- [PASSAGE PROVIDED]
┌────────
Participating mothers/caregivers completed anonymous interviewer-administered questionnaires that captured the mother’s demographic characteristics, experience with antenatal and postnatal care, delivery, ART and ARV prophylaxis for the eligible child. When participants had patient-held medical records in their possession (i.e., infant health card, maternal health card), interviewers collected information on HIV status and treatment recorded on these documents. In addition, all living biological mothers and infants provided dried blood spot samples (DBS) for HIV testing, following written informed consent. If the biological mother of an eligible infant was deceased, we interviewed the caregiver to assess whether HIV/AIDS was the probable cause of the maternal death. Similarly, if the eligible infant was deceased at the time of the survey, we interviewed the biological mother to assess the baby’s likely cause of death. To this end, we used verbal autopsy questionnaires developed by the WHO and adapted them for our population.
└────────
- [INPUT DATA]
┌────────
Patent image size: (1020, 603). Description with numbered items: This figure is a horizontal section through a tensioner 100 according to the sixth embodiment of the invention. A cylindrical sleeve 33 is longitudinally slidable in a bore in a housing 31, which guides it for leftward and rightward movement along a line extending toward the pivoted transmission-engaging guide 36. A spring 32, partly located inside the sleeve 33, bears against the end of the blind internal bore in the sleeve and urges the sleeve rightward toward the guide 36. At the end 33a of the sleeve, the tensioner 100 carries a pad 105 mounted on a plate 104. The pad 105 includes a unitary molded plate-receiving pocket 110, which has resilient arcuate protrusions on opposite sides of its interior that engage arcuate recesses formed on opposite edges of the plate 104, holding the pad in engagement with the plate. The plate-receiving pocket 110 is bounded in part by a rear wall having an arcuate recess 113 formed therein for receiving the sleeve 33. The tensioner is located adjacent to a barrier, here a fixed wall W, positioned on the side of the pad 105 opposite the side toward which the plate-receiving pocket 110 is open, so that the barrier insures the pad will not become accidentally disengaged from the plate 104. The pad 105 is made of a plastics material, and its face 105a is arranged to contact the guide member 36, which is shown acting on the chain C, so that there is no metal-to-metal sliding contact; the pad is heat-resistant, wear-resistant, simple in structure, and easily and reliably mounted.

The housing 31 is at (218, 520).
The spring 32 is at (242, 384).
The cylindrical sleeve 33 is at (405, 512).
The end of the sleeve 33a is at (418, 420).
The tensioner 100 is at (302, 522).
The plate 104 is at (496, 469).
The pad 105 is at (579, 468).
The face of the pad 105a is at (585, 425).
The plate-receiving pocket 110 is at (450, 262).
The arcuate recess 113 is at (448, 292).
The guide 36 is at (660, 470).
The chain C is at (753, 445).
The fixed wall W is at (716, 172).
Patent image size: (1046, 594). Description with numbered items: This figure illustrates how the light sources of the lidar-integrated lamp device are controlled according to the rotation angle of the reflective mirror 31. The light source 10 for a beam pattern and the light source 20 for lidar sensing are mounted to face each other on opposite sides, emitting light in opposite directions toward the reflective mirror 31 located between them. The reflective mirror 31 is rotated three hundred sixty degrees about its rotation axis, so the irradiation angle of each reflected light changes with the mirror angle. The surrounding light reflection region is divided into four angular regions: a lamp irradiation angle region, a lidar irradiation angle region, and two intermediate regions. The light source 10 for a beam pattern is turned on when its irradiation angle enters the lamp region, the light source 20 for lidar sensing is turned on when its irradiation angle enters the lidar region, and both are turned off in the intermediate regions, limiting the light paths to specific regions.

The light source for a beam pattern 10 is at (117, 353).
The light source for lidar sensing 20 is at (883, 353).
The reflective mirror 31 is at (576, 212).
└────────
- [PROBLEM]
Using the survey methods passage, explain in one to three sentences why a caregiver was interviewed when the biological mother of an eligible infant had died.

- [ANSWER FOR THE TASK]
The caregiver was interviewed to assess whether HIV/AIDS was the probable cause of the mother's death. For this purpose, the study used verbal autopsy questionnaires developed by the WHO and adapted for its population.